▸ Dataset listings of figures
-------------------------
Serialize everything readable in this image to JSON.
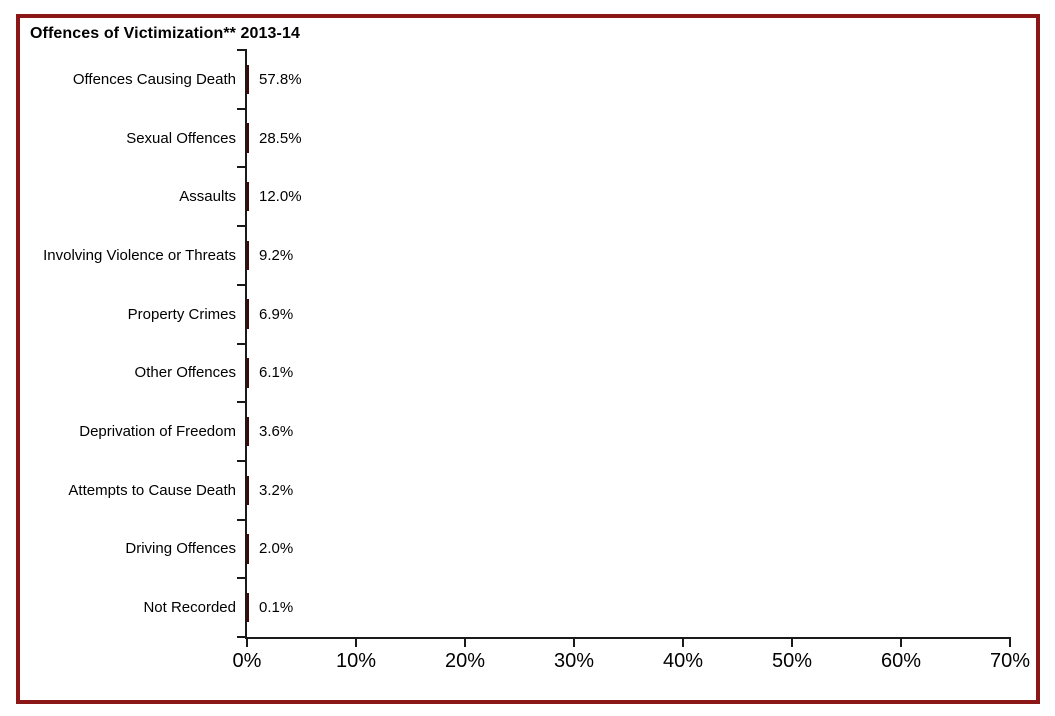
{
  "window": {
    "background_color": "#ffffff",
    "frame_border_color": "#8b1717"
  },
  "chart": {
    "title": "Offences of Victimization** 2013-14"
  },
  "chart_data": {
    "type": "bar",
    "orientation": "horizontal",
    "title": "Offences of Victimization** 2013-14",
    "xlabel": "",
    "ylabel": "",
    "xlim": [
      0,
      70
    ],
    "x_tick_labels": [
      "0%",
      "10%",
      "20%",
      "30%",
      "40%",
      "50%",
      "60%",
      "70%"
    ],
    "grid": false,
    "legend": false,
    "bar_color": "#8b0505",
    "bar_border_color": "#420606",
    "axis_color": "#1a1a1a",
    "categories": [
      "Offences Causing Death",
      "Sexual Offences",
      "Assaults",
      "Involving Violence or Threats",
      "Property Crimes",
      "Other Offences",
      "Deprivation of Freedom",
      "Attempts to Cause Death",
      "Driving Offences",
      "Not Recorded"
    ],
    "values": [
      57.8,
      28.5,
      12.0,
      9.2,
      6.9,
      6.1,
      3.6,
      3.2,
      2.0,
      0.1
    ],
    "value_labels": [
      "57.8%",
      "28.5%",
      "12.0%",
      "9.2%",
      "6.9%",
      "6.1%",
      "3.6%",
      "3.2%",
      "2.0%",
      "0.1%"
    ]
  }
}
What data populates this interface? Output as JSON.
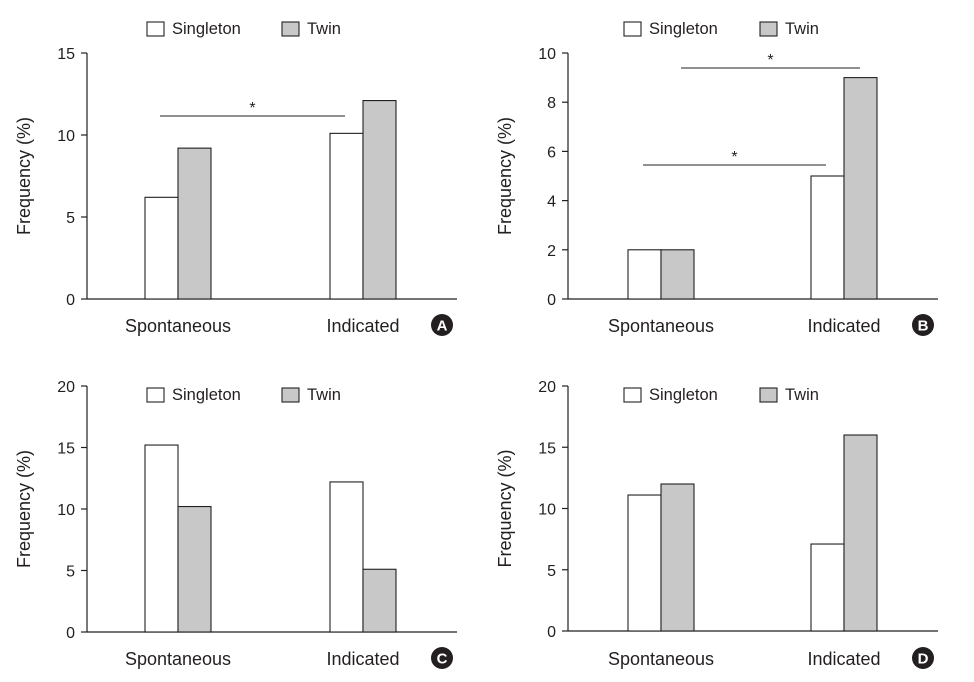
{
  "chart_data": [
    {
      "panel": "A",
      "type": "bar",
      "ylabel": "Frequency (%)",
      "ylim": [
        0,
        15
      ],
      "yticks": [
        0,
        5,
        10,
        15
      ],
      "categories": [
        "Spontaneous",
        "Indicated"
      ],
      "series": [
        {
          "name": "Singleton",
          "color": "#ffffff",
          "values": [
            6.2,
            10.1
          ]
        },
        {
          "name": "Twin",
          "color": "#c8c8c8",
          "values": [
            9.2,
            12.1
          ]
        }
      ],
      "legend": "top-center",
      "grid": false,
      "annotations": [
        {
          "text": "*",
          "from": "Spontaneous",
          "to": "Indicated",
          "y": 11.2
        }
      ]
    },
    {
      "panel": "B",
      "type": "bar",
      "ylabel": "Frequency (%)",
      "ylim": [
        0,
        10
      ],
      "yticks": [
        0,
        2,
        4,
        6,
        8,
        10
      ],
      "categories": [
        "Spontaneous",
        "Indicated"
      ],
      "series": [
        {
          "name": "Singleton",
          "color": "#ffffff",
          "values": [
            2.0,
            5.0
          ]
        },
        {
          "name": "Twin",
          "color": "#c8c8c8",
          "values": [
            2.0,
            9.0
          ]
        }
      ],
      "legend": "top-center",
      "grid": false,
      "annotations": [
        {
          "text": "*",
          "from": "Spontaneous",
          "to": "Indicated",
          "y": 5.4
        },
        {
          "text": "*",
          "from": "Spontaneous",
          "to": "Indicated",
          "y": 9.4
        }
      ]
    },
    {
      "panel": "C",
      "type": "bar",
      "ylabel": "Frequency (%)",
      "ylim": [
        0,
        20
      ],
      "yticks": [
        0,
        5,
        10,
        15,
        20
      ],
      "categories": [
        "Spontaneous",
        "Indicated"
      ],
      "series": [
        {
          "name": "Singleton",
          "color": "#ffffff",
          "values": [
            15.2,
            12.2
          ]
        },
        {
          "name": "Twin",
          "color": "#c8c8c8",
          "values": [
            10.2,
            5.1
          ]
        }
      ],
      "legend": "top-center",
      "grid": false,
      "annotations": []
    },
    {
      "panel": "D",
      "type": "bar",
      "ylabel": "Frequency (%)",
      "ylim": [
        0,
        20
      ],
      "yticks": [
        0,
        5,
        10,
        15,
        20
      ],
      "categories": [
        "Spontaneous",
        "Indicated"
      ],
      "series": [
        {
          "name": "Singleton",
          "color": "#ffffff",
          "values": [
            11.1,
            7.1
          ]
        },
        {
          "name": "Twin",
          "color": "#c8c8c8",
          "values": [
            12.0,
            16.0
          ]
        }
      ],
      "legend": "top-center",
      "grid": false,
      "annotations": []
    }
  ]
}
-------------------------
▸ Short problem
Transcribe the records above exactly as they appear, leaving out any pictures.

▸ Complete response
Serialize everything readable in this image to JSON.
{
  "window": {
    "background_color": "#ffffff",
    "frame_border_color": "#8b1717"
  },
  "chart": {
    "title": "Offences of Victimization** 2013-14"
  },
  "chart_data": {
    "type": "bar",
    "orientation": "horizontal",
    "title": "Offences of Victimization** 2013-14",
    "xlabel": "",
    "ylabel": "",
    "xlim": [
      0,
      70
    ],
    "x_tick_labels": [
      "0%",
      "10%",
      "20%",
      "30%",
      "40%",
      "50%",
      "60%",
      "70%"
    ],
    "grid": false,
    "legend": false,
    "bar_color": "#8b0505",
    "bar_border_color": "#420606",
    "axis_color": "#1a1a1a",
    "categories": [
      "Offences Causing Death",
      "Sexual Offences",
      "Assaults",
      "Involving Violence or Threats",
      "Property Crimes",
      "Other Offences",
      "Deprivation of Freedom",
      "Attempts to Cause Death",
      "Driving Offences",
      "Not Recorded"
    ],
    "values": [
      57.8,
      28.5,
      12.0,
      9.2,
      6.9,
      6.1,
      3.6,
      3.2,
      2.0,
      0.1
    ],
    "value_labels": [
      "57.8%",
      "28.5%",
      "12.0%",
      "9.2%",
      "6.9%",
      "6.1%",
      "3.6%",
      "3.2%",
      "2.0%",
      "0.1%"
    ]
  }
}
What data populates this interface? Output as JSON.
{
  "chart_data": [
    {
      "panel": "A",
      "type": "bar",
      "ylabel": "Frequency (%)",
      "ylim": [
        0,
        15
      ],
      "yticks": [
        0,
        5,
        10,
        15
      ],
      "categories": [
        "Spontaneous",
        "Indicated"
      ],
      "series": [
        {
          "name": "Singleton",
          "color": "#ffffff",
          "values": [
            6.2,
            10.1
          ]
        },
        {
          "name": "Twin",
          "color": "#c8c8c8",
          "values": [
            9.2,
            12.1
          ]
        }
      ],
      "legend": "top-center",
      "grid": false,
      "annotations": [
        {
          "text": "*",
          "from": "Spontaneous",
          "to": "Indicated",
          "y": 11.2
        }
      ]
    },
    {
      "panel": "B",
      "type": "bar",
      "ylabel": "Frequency (%)",
      "ylim": [
        0,
        10
      ],
      "yticks": [
        0,
        2,
        4,
        6,
        8,
        10
      ],
      "categories": [
        "Spontaneous",
        "Indicated"
      ],
      "series": [
        {
          "name": "Singleton",
          "color": "#ffffff",
          "values": [
            2.0,
            5.0
          ]
        },
        {
          "name": "Twin",
          "color": "#c8c8c8",
          "values": [
            2.0,
            9.0
          ]
        }
      ],
      "legend": "top-center",
      "grid": false,
      "annotations": [
        {
          "text": "*",
          "from": "Spontaneous",
          "to": "Indicated",
          "y": 5.4
        },
        {
          "text": "*",
          "from": "Spontaneous",
          "to": "Indicated",
          "y": 9.4
        }
      ]
    },
    {
      "panel": "C",
      "type": "bar",
      "ylabel": "Frequency (%)",
      "ylim": [
        0,
        20
      ],
      "yticks": [
        0,
        5,
        10,
        15,
        20
      ],
      "categories": [
        "Spontaneous",
        "Indicated"
      ],
      "series": [
        {
          "name": "Singleton",
          "color": "#ffffff",
          "values": [
            15.2,
            12.2
          ]
        },
        {
          "name": "Twin",
          "color": "#c8c8c8",
          "values": [
            10.2,
            5.1
          ]
        }
      ],
      "legend": "top-center",
      "grid": false,
      "annotations": []
    },
    {
      "panel": "D",
      "type": "bar",
      "ylabel": "Frequency (%)",
      "ylim": [
        0,
        20
      ],
      "yticks": [
        0,
        5,
        10,
        15,
        20
      ],
      "categories": [
        "Spontaneous",
        "Indicated"
      ],
      "series": [
        {
          "name": "Singleton",
          "color": "#ffffff",
          "values": [
            11.1,
            7.1
          ]
        },
        {
          "name": "Twin",
          "color": "#c8c8c8",
          "values": [
            12.0,
            16.0
          ]
        }
      ],
      "legend": "top-center",
      "grid": false,
      "annotations": []
    }
  ]
}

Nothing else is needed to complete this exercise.